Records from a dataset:
───

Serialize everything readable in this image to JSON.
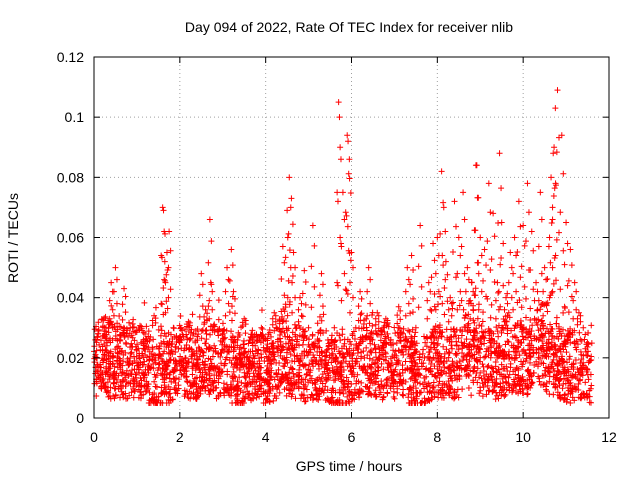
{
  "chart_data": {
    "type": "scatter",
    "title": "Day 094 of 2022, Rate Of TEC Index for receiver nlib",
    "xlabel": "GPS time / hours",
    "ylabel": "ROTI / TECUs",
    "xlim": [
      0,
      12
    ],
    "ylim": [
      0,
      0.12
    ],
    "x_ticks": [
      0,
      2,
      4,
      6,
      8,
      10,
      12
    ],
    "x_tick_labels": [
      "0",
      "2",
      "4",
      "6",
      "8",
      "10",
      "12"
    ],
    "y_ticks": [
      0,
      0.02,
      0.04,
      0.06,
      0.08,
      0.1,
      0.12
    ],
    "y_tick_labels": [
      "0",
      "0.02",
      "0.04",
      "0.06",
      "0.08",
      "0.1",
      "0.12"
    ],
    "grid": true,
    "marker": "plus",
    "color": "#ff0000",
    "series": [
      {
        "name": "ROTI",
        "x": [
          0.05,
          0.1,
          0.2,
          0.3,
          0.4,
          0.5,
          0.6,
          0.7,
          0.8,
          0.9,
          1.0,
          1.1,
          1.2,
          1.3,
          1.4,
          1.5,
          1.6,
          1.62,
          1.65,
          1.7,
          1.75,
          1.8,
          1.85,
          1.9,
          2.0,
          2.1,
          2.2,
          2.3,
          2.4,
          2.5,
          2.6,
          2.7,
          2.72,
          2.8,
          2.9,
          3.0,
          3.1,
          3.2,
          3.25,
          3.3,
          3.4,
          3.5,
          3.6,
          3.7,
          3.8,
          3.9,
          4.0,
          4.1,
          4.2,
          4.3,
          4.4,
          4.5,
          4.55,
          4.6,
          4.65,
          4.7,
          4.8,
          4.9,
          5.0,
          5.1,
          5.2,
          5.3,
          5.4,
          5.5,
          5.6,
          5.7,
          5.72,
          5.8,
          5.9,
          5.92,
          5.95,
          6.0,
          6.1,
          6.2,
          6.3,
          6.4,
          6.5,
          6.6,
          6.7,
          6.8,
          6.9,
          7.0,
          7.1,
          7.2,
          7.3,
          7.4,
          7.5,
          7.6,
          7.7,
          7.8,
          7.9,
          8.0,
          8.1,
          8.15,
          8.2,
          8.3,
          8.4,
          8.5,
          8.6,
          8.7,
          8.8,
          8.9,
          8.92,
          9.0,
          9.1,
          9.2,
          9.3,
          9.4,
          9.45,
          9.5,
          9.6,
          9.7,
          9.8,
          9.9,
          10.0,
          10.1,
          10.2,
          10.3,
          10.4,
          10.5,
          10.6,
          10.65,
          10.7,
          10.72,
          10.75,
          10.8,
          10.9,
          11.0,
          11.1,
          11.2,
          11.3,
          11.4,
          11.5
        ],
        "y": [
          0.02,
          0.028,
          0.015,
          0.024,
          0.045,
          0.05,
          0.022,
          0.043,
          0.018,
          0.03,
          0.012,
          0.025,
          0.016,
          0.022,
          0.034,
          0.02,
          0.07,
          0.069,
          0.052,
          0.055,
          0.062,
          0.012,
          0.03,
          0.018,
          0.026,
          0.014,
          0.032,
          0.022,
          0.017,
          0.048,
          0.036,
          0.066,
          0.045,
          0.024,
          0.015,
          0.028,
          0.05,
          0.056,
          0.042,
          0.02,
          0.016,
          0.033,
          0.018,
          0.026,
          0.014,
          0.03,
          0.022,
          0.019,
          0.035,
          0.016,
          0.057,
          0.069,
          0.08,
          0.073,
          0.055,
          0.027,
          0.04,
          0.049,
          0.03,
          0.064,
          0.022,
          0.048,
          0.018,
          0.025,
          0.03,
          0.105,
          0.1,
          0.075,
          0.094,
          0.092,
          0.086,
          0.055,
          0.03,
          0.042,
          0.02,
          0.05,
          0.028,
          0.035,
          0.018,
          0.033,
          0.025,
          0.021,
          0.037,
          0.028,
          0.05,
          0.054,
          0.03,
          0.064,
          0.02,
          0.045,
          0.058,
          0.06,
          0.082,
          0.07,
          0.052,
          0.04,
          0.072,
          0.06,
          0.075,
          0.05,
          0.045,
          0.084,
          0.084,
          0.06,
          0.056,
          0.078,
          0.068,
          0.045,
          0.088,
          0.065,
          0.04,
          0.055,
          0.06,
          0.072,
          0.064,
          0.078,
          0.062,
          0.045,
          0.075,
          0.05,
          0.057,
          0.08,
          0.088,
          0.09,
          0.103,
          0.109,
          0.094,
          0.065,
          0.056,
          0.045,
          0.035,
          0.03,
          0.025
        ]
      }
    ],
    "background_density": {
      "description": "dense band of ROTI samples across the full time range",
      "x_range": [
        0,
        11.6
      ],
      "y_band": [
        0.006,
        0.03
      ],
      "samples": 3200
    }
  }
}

───

Will you restate every entry word for word and omit the images?

Serialize everything readable in this image to JSON.
{
  "chart_data": {
    "type": "scatter",
    "title": "Day 094 of 2022, Rate Of TEC Index for receiver nlib",
    "xlabel": "GPS time / hours",
    "ylabel": "ROTI / TECUs",
    "xlim": [
      0,
      12
    ],
    "ylim": [
      0,
      0.12
    ],
    "x_ticks": [
      0,
      2,
      4,
      6,
      8,
      10,
      12
    ],
    "x_tick_labels": [
      "0",
      "2",
      "4",
      "6",
      "8",
      "10",
      "12"
    ],
    "y_ticks": [
      0,
      0.02,
      0.04,
      0.06,
      0.08,
      0.1,
      0.12
    ],
    "y_tick_labels": [
      "0",
      "0.02",
      "0.04",
      "0.06",
      "0.08",
      "0.1",
      "0.12"
    ],
    "grid": true,
    "marker": "plus",
    "color": "#ff0000",
    "series": [
      {
        "name": "ROTI",
        "x": [
          0.05,
          0.1,
          0.2,
          0.3,
          0.4,
          0.5,
          0.6,
          0.7,
          0.8,
          0.9,
          1.0,
          1.1,
          1.2,
          1.3,
          1.4,
          1.5,
          1.6,
          1.62,
          1.65,
          1.7,
          1.75,
          1.8,
          1.85,
          1.9,
          2.0,
          2.1,
          2.2,
          2.3,
          2.4,
          2.5,
          2.6,
          2.7,
          2.72,
          2.8,
          2.9,
          3.0,
          3.1,
          3.2,
          3.25,
          3.3,
          3.4,
          3.5,
          3.6,
          3.7,
          3.8,
          3.9,
          4.0,
          4.1,
          4.2,
          4.3,
          4.4,
          4.5,
          4.55,
          4.6,
          4.65,
          4.7,
          4.8,
          4.9,
          5.0,
          5.1,
          5.2,
          5.3,
          5.4,
          5.5,
          5.6,
          5.7,
          5.72,
          5.8,
          5.9,
          5.92,
          5.95,
          6.0,
          6.1,
          6.2,
          6.3,
          6.4,
          6.5,
          6.6,
          6.7,
          6.8,
          6.9,
          7.0,
          7.1,
          7.2,
          7.3,
          7.4,
          7.5,
          7.6,
          7.7,
          7.8,
          7.9,
          8.0,
          8.1,
          8.15,
          8.2,
          8.3,
          8.4,
          8.5,
          8.6,
          8.7,
          8.8,
          8.9,
          8.92,
          9.0,
          9.1,
          9.2,
          9.3,
          9.4,
          9.45,
          9.5,
          9.6,
          9.7,
          9.8,
          9.9,
          10.0,
          10.1,
          10.2,
          10.3,
          10.4,
          10.5,
          10.6,
          10.65,
          10.7,
          10.72,
          10.75,
          10.8,
          10.9,
          11.0,
          11.1,
          11.2,
          11.3,
          11.4,
          11.5
        ],
        "y": [
          0.02,
          0.028,
          0.015,
          0.024,
          0.045,
          0.05,
          0.022,
          0.043,
          0.018,
          0.03,
          0.012,
          0.025,
          0.016,
          0.022,
          0.034,
          0.02,
          0.07,
          0.069,
          0.052,
          0.055,
          0.062,
          0.012,
          0.03,
          0.018,
          0.026,
          0.014,
          0.032,
          0.022,
          0.017,
          0.048,
          0.036,
          0.066,
          0.045,
          0.024,
          0.015,
          0.028,
          0.05,
          0.056,
          0.042,
          0.02,
          0.016,
          0.033,
          0.018,
          0.026,
          0.014,
          0.03,
          0.022,
          0.019,
          0.035,
          0.016,
          0.057,
          0.069,
          0.08,
          0.073,
          0.055,
          0.027,
          0.04,
          0.049,
          0.03,
          0.064,
          0.022,
          0.048,
          0.018,
          0.025,
          0.03,
          0.105,
          0.1,
          0.075,
          0.094,
          0.092,
          0.086,
          0.055,
          0.03,
          0.042,
          0.02,
          0.05,
          0.028,
          0.035,
          0.018,
          0.033,
          0.025,
          0.021,
          0.037,
          0.028,
          0.05,
          0.054,
          0.03,
          0.064,
          0.02,
          0.045,
          0.058,
          0.06,
          0.082,
          0.07,
          0.052,
          0.04,
          0.072,
          0.06,
          0.075,
          0.05,
          0.045,
          0.084,
          0.084,
          0.06,
          0.056,
          0.078,
          0.068,
          0.045,
          0.088,
          0.065,
          0.04,
          0.055,
          0.06,
          0.072,
          0.064,
          0.078,
          0.062,
          0.045,
          0.075,
          0.05,
          0.057,
          0.08,
          0.088,
          0.09,
          0.103,
          0.109,
          0.094,
          0.065,
          0.056,
          0.045,
          0.035,
          0.03,
          0.025
        ]
      }
    ],
    "background_density": {
      "description": "dense band of ROTI samples across the full time range",
      "x_range": [
        0,
        11.6
      ],
      "y_band": [
        0.006,
        0.03
      ],
      "samples": 3200
    }
  }
}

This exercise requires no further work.